__Given information__
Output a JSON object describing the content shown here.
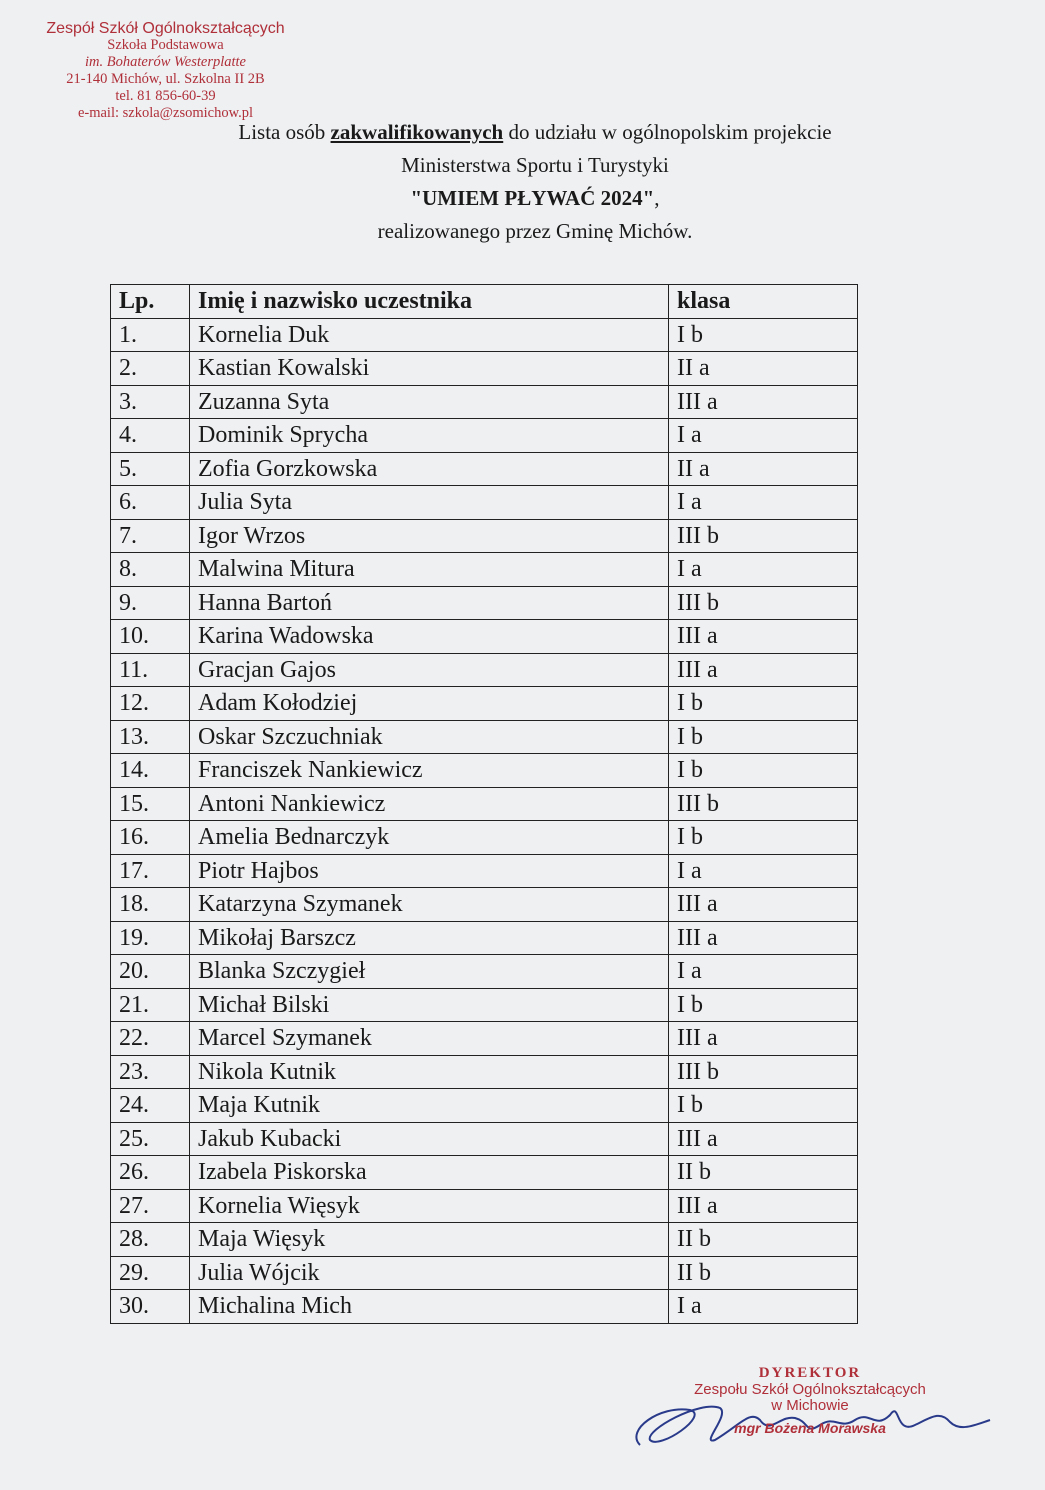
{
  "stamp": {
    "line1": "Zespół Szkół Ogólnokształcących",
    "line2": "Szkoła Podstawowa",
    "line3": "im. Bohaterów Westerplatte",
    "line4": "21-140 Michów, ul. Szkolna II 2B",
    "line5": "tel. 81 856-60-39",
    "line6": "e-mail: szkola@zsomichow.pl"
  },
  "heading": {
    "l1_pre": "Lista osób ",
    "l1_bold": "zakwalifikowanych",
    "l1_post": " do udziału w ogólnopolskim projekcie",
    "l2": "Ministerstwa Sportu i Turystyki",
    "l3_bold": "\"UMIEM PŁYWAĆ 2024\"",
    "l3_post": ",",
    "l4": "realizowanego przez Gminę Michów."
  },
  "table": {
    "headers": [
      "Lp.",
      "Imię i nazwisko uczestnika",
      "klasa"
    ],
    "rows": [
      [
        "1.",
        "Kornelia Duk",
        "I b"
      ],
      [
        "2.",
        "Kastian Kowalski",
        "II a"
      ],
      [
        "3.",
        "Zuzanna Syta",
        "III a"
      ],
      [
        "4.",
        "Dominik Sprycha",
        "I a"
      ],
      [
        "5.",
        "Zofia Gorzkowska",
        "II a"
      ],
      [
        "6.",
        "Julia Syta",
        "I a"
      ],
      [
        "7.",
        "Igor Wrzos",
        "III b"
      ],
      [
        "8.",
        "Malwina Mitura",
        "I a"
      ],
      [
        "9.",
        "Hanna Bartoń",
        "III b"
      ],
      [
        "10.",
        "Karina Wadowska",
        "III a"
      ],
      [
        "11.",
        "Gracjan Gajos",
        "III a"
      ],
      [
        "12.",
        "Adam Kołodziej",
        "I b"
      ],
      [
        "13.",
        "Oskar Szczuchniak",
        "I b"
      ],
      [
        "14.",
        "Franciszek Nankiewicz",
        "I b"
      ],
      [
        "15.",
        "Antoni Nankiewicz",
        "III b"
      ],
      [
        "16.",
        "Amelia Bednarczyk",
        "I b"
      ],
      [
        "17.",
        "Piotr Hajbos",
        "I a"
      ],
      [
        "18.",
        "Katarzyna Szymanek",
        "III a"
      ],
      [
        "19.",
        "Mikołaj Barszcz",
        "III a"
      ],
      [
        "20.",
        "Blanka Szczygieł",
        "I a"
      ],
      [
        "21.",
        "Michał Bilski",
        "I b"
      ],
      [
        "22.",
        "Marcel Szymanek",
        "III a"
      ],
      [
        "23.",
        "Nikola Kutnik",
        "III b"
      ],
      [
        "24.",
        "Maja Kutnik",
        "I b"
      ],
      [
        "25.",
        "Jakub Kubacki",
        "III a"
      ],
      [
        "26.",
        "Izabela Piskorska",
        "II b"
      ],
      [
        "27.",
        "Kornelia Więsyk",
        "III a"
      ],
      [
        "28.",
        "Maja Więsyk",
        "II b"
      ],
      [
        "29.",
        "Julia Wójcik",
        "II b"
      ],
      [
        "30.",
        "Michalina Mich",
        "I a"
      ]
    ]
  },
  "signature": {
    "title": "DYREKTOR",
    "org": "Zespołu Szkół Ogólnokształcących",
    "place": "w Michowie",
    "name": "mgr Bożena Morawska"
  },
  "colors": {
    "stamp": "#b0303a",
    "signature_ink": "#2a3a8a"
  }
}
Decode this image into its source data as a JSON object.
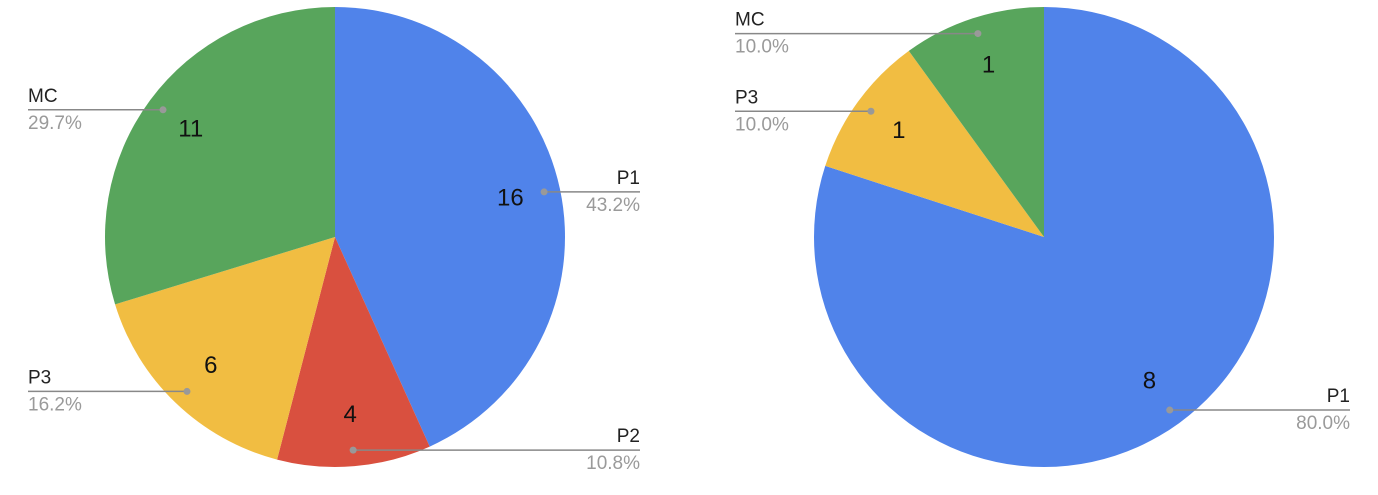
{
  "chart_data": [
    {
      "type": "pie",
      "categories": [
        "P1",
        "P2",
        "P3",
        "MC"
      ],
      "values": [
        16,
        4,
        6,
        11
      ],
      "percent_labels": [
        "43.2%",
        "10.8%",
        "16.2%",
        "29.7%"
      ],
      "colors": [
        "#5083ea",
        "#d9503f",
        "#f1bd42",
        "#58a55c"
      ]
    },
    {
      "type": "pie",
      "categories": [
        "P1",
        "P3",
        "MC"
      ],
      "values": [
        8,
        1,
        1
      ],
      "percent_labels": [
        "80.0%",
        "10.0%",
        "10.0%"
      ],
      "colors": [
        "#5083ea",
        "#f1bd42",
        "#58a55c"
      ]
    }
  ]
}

__The request__
Verbatim reproduction of every record is required; images are left out.

__Answer to the task__
Output a JSON object describing the content shown here.
{
  "stamp": {
    "line1": "Zespół Szkół Ogólnokształcących",
    "line2": "Szkoła Podstawowa",
    "line3": "im. Bohaterów Westerplatte",
    "line4": "21-140 Michów, ul. Szkolna II 2B",
    "line5": "tel. 81 856-60-39",
    "line6": "e-mail: szkola@zsomichow.pl"
  },
  "heading": {
    "l1_pre": "Lista osób ",
    "l1_bold": "zakwalifikowanych",
    "l1_post": " do udziału w ogólnopolskim projekcie",
    "l2": "Ministerstwa Sportu i Turystyki",
    "l3_bold": "\"UMIEM PŁYWAĆ 2024\"",
    "l3_post": ",",
    "l4": "realizowanego przez Gminę Michów."
  },
  "table": {
    "headers": [
      "Lp.",
      "Imię i nazwisko uczestnika",
      "klasa"
    ],
    "rows": [
      [
        "1.",
        "Kornelia Duk",
        "I b"
      ],
      [
        "2.",
        "Kastian Kowalski",
        "II a"
      ],
      [
        "3.",
        "Zuzanna Syta",
        "III a"
      ],
      [
        "4.",
        "Dominik Sprycha",
        "I a"
      ],
      [
        "5.",
        "Zofia Gorzkowska",
        "II a"
      ],
      [
        "6.",
        "Julia Syta",
        "I a"
      ],
      [
        "7.",
        "Igor Wrzos",
        "III b"
      ],
      [
        "8.",
        "Malwina Mitura",
        "I a"
      ],
      [
        "9.",
        "Hanna Bartoń",
        "III b"
      ],
      [
        "10.",
        "Karina Wadowska",
        "III a"
      ],
      [
        "11.",
        "Gracjan Gajos",
        "III a"
      ],
      [
        "12.",
        "Adam Kołodziej",
        "I b"
      ],
      [
        "13.",
        "Oskar Szczuchniak",
        "I b"
      ],
      [
        "14.",
        "Franciszek Nankiewicz",
        "I b"
      ],
      [
        "15.",
        "Antoni Nankiewicz",
        "III b"
      ],
      [
        "16.",
        "Amelia Bednarczyk",
        "I b"
      ],
      [
        "17.",
        "Piotr Hajbos",
        "I a"
      ],
      [
        "18.",
        "Katarzyna Szymanek",
        "III a"
      ],
      [
        "19.",
        "Mikołaj Barszcz",
        "III a"
      ],
      [
        "20.",
        "Blanka Szczygieł",
        "I a"
      ],
      [
        "21.",
        "Michał Bilski",
        "I b"
      ],
      [
        "22.",
        "Marcel Szymanek",
        "III a"
      ],
      [
        "23.",
        "Nikola Kutnik",
        "III b"
      ],
      [
        "24.",
        "Maja Kutnik",
        "I b"
      ],
      [
        "25.",
        "Jakub Kubacki",
        "III a"
      ],
      [
        "26.",
        "Izabela Piskorska",
        "II b"
      ],
      [
        "27.",
        "Kornelia Więsyk",
        "III a"
      ],
      [
        "28.",
        "Maja Więsyk",
        "II b"
      ],
      [
        "29.",
        "Julia Wójcik",
        "II b"
      ],
      [
        "30.",
        "Michalina Mich",
        "I a"
      ]
    ]
  },
  "signature": {
    "title": "DYREKTOR",
    "org": "Zespołu Szkół Ogólnokształcących",
    "place": "w Michowie",
    "name": "mgr Bożena Morawska"
  },
  "colors": {
    "stamp": "#b0303a",
    "signature_ink": "#2a3a8a"
  }
}
Decode this image into its source data as a JSON object.
{
  "chart_data": [
    {
      "type": "pie",
      "categories": [
        "P1",
        "P2",
        "P3",
        "MC"
      ],
      "values": [
        16,
        4,
        6,
        11
      ],
      "percent_labels": [
        "43.2%",
        "10.8%",
        "16.2%",
        "29.7%"
      ],
      "colors": [
        "#5083ea",
        "#d9503f",
        "#f1bd42",
        "#58a55c"
      ]
    },
    {
      "type": "pie",
      "categories": [
        "P1",
        "P3",
        "MC"
      ],
      "values": [
        8,
        1,
        1
      ],
      "percent_labels": [
        "80.0%",
        "10.0%",
        "10.0%"
      ],
      "colors": [
        "#5083ea",
        "#f1bd42",
        "#58a55c"
      ]
    }
  ]
}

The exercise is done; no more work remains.